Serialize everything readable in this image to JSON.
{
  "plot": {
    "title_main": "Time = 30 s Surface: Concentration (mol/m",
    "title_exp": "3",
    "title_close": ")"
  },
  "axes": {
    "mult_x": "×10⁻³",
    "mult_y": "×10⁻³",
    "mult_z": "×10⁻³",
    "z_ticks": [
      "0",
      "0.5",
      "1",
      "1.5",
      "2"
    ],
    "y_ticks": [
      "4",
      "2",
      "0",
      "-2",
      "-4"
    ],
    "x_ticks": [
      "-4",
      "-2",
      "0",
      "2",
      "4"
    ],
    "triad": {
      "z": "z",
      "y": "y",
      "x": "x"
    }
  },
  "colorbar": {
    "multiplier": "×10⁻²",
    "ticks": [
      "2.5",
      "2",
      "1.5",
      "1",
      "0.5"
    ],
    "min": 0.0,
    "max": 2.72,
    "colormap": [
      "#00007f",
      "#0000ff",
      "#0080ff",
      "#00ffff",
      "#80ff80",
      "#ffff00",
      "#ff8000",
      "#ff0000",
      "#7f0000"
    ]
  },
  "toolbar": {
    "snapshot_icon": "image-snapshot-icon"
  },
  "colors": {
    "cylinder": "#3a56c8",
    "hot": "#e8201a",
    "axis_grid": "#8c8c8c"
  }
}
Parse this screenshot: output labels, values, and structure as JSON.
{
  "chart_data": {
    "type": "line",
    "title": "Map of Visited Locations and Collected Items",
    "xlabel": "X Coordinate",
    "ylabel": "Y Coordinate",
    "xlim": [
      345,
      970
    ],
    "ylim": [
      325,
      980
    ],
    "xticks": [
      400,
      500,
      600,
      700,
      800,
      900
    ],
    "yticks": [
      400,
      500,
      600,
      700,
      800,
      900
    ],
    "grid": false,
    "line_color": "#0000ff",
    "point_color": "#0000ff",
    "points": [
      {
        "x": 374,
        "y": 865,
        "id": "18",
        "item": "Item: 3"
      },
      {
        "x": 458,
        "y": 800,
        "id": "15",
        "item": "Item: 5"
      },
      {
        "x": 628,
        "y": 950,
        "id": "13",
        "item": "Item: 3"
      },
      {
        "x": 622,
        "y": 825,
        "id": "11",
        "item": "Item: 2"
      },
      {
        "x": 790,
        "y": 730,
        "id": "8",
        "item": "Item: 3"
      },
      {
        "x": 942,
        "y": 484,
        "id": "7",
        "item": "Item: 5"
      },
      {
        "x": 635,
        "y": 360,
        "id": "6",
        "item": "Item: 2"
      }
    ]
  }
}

────

EXERCISE DESCRIPTION: In the records above, find the line containing "Parse this screenshot: output"; please retype it and every line after it through the last line, exactly and with nothing else.

ANSWER IN FULL:
Parse this screenshot: output labels, values, and structure as JSON.
{
  "chart_data": {
    "type": "line",
    "title": "Map of Visited Locations and Collected Items",
    "xlabel": "X Coordinate",
    "ylabel": "Y Coordinate",
    "xlim": [
      345,
      970
    ],
    "ylim": [
      325,
      980
    ],
    "xticks": [
      400,
      500,
      600,
      700,
      800,
      900
    ],
    "yticks": [
      400,
      500,
      600,
      700,
      800,
      900
    ],
    "grid": false,
    "line_color": "#0000ff",
    "point_color": "#0000ff",
    "points": [
      {
        "x": 374,
        "y": 865,
        "id": "18",
        "item": "Item: 3"
      },
      {
        "x": 458,
        "y": 800,
        "id": "15",
        "item": "Item: 5"
      },
      {
        "x": 628,
        "y": 950,
        "id": "13",
        "item": "Item: 3"
      },
      {
        "x": 622,
        "y": 825,
        "id": "11",
        "item": "Item: 2"
      },
      {
        "x": 790,
        "y": 730,
        "id": "8",
        "item": "Item: 3"
      },
      {
        "x": 942,
        "y": 484,
        "id": "7",
        "item": "Item: 5"
      },
      {
        "x": 635,
        "y": 360,
        "id": "6",
        "item": "Item: 2"
      }
    ]
  }
}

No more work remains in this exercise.